Some records
════════

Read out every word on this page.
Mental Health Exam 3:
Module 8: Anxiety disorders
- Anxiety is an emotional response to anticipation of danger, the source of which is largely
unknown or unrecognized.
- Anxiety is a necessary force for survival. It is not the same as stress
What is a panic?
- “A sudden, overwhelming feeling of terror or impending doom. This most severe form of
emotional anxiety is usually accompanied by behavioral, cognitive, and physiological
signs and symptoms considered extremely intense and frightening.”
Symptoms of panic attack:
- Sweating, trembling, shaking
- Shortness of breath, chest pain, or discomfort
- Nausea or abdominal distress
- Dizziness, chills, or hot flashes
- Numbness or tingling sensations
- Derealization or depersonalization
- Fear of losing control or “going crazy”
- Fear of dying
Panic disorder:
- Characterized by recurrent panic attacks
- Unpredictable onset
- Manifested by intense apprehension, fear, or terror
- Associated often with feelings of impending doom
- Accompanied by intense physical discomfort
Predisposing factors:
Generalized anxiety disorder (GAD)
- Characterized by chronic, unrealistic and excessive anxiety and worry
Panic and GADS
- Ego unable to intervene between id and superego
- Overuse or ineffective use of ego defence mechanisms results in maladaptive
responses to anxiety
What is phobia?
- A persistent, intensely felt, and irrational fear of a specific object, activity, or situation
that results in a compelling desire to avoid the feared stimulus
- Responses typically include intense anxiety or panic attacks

════════

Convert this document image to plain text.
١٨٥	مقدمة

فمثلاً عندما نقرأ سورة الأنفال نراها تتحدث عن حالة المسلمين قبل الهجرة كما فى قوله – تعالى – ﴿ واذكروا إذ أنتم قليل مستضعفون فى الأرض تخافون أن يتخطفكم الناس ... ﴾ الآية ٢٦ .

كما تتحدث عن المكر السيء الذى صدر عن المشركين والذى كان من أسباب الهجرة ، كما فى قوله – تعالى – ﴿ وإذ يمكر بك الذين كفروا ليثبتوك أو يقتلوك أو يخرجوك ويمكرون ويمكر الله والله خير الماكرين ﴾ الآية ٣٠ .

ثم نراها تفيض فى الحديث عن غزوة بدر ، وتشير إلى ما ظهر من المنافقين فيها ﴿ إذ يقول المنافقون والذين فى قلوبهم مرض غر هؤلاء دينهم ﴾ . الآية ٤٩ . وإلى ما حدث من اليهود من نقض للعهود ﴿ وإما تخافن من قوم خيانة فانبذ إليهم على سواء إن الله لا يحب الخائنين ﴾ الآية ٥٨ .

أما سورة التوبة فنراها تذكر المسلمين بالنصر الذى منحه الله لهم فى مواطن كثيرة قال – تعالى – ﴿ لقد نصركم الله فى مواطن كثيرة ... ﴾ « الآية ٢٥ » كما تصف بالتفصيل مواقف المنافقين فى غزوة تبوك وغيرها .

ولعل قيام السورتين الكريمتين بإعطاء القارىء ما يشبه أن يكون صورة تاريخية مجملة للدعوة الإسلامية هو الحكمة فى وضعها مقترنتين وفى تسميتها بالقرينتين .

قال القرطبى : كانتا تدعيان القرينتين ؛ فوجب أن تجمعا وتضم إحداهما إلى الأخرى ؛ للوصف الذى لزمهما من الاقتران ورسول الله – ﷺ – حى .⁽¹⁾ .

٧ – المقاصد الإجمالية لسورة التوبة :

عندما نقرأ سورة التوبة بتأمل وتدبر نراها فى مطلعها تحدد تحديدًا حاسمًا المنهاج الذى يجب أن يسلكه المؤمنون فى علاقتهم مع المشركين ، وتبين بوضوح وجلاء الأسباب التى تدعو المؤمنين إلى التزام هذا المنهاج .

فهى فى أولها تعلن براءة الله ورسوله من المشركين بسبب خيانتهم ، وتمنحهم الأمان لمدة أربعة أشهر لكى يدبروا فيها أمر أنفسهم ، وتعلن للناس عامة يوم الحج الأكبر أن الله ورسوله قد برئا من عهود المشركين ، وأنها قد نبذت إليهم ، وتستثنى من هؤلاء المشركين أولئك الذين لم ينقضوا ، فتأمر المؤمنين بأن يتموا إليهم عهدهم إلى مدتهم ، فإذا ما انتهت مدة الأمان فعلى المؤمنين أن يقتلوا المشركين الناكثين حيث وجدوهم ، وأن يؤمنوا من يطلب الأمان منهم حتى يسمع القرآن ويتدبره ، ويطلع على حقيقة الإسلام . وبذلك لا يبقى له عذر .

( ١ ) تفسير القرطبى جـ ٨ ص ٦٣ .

════════

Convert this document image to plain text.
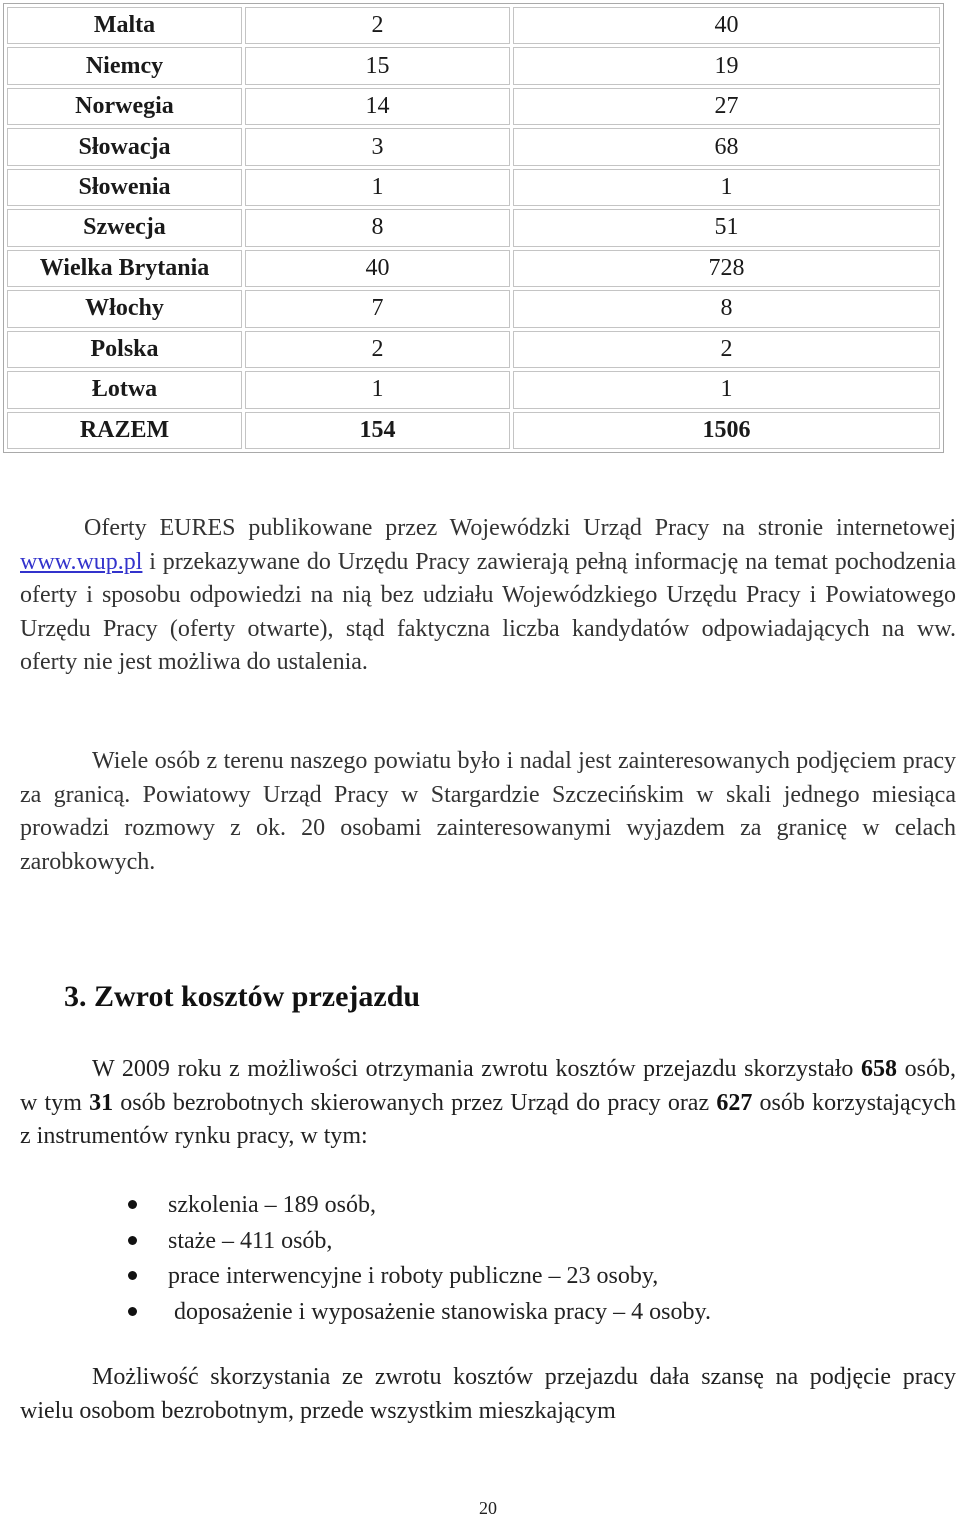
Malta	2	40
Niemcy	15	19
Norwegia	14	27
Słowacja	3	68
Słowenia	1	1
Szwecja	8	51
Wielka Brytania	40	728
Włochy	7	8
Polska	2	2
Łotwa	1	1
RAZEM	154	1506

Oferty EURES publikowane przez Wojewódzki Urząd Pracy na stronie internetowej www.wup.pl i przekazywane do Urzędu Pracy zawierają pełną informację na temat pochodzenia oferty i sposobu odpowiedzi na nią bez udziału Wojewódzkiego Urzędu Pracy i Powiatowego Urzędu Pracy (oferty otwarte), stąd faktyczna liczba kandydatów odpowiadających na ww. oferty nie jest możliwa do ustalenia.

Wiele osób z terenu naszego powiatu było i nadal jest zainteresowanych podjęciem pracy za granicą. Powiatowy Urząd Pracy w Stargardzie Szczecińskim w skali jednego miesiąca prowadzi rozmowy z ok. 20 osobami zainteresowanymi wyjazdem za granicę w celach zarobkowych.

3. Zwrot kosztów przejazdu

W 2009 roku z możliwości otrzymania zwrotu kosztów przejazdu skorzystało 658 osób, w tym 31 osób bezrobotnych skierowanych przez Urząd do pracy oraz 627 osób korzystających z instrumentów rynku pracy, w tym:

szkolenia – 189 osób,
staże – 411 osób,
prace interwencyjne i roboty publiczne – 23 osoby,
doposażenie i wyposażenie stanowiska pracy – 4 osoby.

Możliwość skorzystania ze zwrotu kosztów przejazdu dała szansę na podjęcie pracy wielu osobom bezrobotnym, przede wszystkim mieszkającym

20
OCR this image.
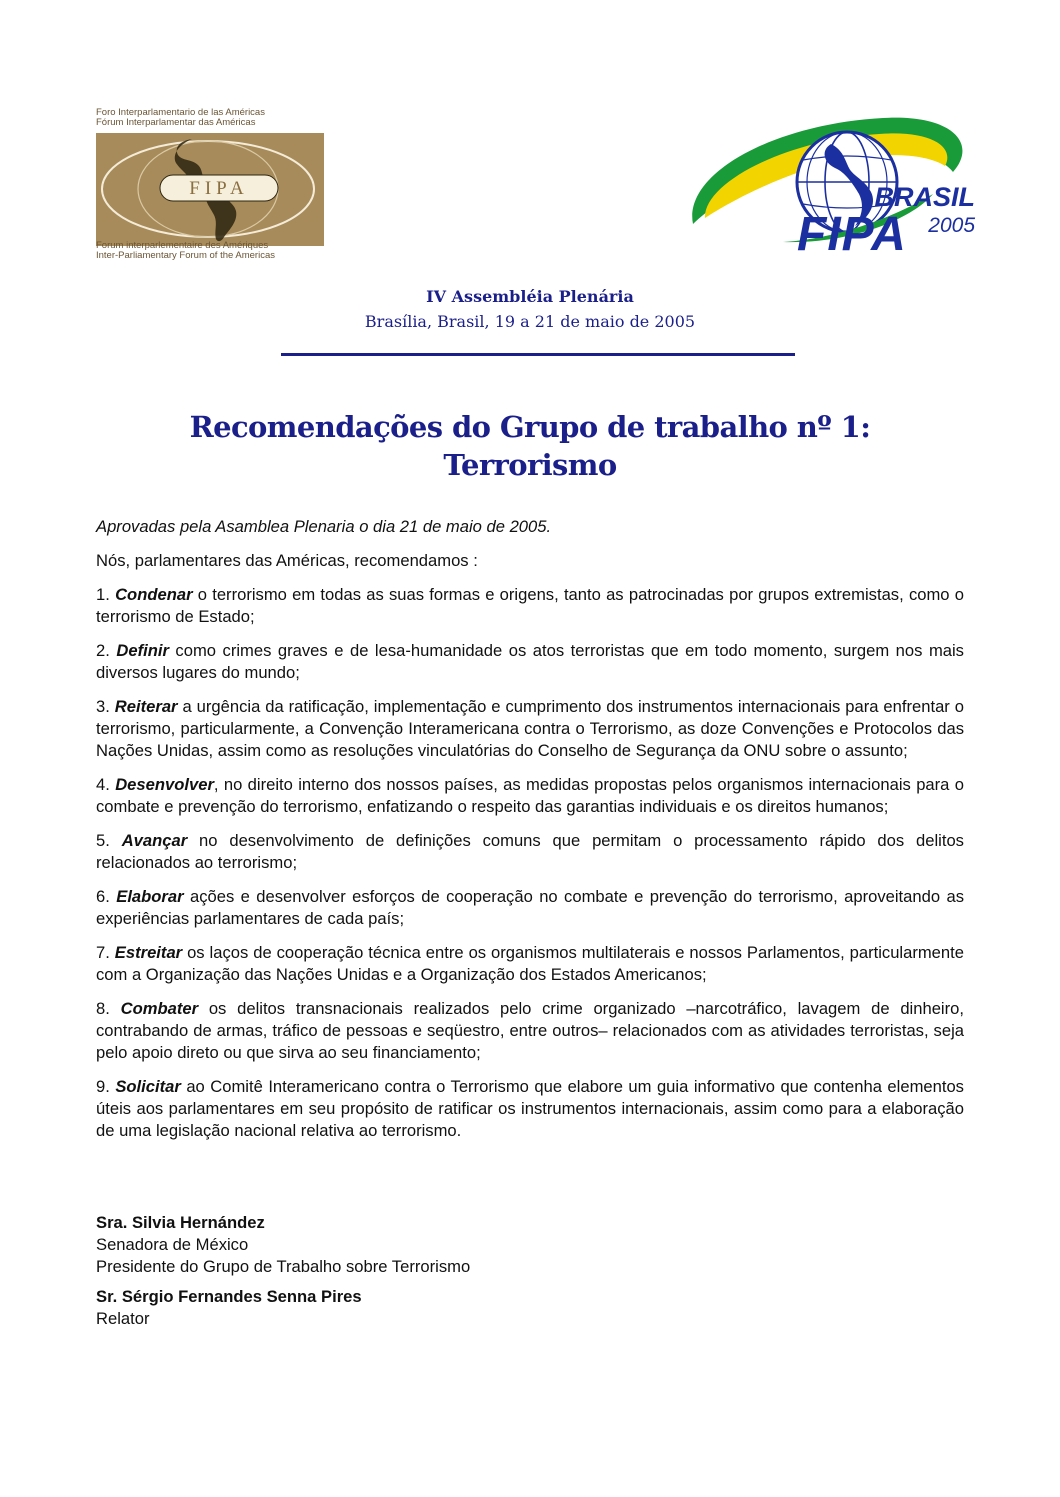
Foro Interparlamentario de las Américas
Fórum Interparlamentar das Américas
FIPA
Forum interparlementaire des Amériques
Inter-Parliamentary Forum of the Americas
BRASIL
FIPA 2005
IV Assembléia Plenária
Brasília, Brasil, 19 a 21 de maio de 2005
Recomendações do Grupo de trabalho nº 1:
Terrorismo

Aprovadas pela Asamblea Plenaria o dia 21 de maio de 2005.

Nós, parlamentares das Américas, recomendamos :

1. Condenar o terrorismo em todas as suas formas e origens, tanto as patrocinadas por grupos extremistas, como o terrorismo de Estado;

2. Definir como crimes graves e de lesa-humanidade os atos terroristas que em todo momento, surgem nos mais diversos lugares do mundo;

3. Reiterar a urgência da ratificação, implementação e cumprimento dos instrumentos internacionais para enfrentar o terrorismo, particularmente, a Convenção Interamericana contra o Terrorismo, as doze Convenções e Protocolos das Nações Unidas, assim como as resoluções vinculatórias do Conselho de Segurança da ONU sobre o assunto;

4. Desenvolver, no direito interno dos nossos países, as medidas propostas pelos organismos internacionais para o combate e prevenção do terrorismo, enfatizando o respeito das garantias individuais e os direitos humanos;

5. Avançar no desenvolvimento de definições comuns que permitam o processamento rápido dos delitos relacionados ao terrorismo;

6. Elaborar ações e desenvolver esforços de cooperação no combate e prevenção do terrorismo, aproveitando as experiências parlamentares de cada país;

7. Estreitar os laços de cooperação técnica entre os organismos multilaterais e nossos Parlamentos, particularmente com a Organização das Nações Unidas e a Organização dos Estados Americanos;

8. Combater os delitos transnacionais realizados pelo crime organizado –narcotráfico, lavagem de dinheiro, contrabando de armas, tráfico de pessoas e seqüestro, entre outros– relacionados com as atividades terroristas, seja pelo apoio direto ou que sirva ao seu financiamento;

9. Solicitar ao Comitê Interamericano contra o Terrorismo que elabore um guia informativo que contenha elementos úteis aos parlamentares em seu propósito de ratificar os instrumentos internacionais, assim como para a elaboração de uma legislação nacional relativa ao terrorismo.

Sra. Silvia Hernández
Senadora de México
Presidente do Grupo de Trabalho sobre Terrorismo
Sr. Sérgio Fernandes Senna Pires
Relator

════════

> SHORT TASK
Scan the listing above. Gather each line that contains the word "para".

> EXERCISE OUTPUT
3. Reiterar a urgência da ratificação, implementação e cumprimento dos instrumentos internacionais para enfrentar o terrorismo, particularmente, a Convenção Interamericana contra o Terrorismo, as doze Convenções e Protocolos das Nações Unidas, assim como as resoluções vinculatórias do Conselho de Segurança da ONU sobre o assunto;
4. Desenvolver, no direito interno dos nossos países, as medidas propostas pelos organismos internacionais para o combate e prevenção do terrorismo, enfatizando o respeito das garantias individuais e os direitos humanos;
9. Solicitar ao Comitê Interamericano contra o Terrorismo que elabore um guia informativo que contenha elementos úteis aos parlamentares em seu propósito de ratificar os instrumentos internacionais, assim como para a elaboração de uma legislação nacional relativa ao terrorismo.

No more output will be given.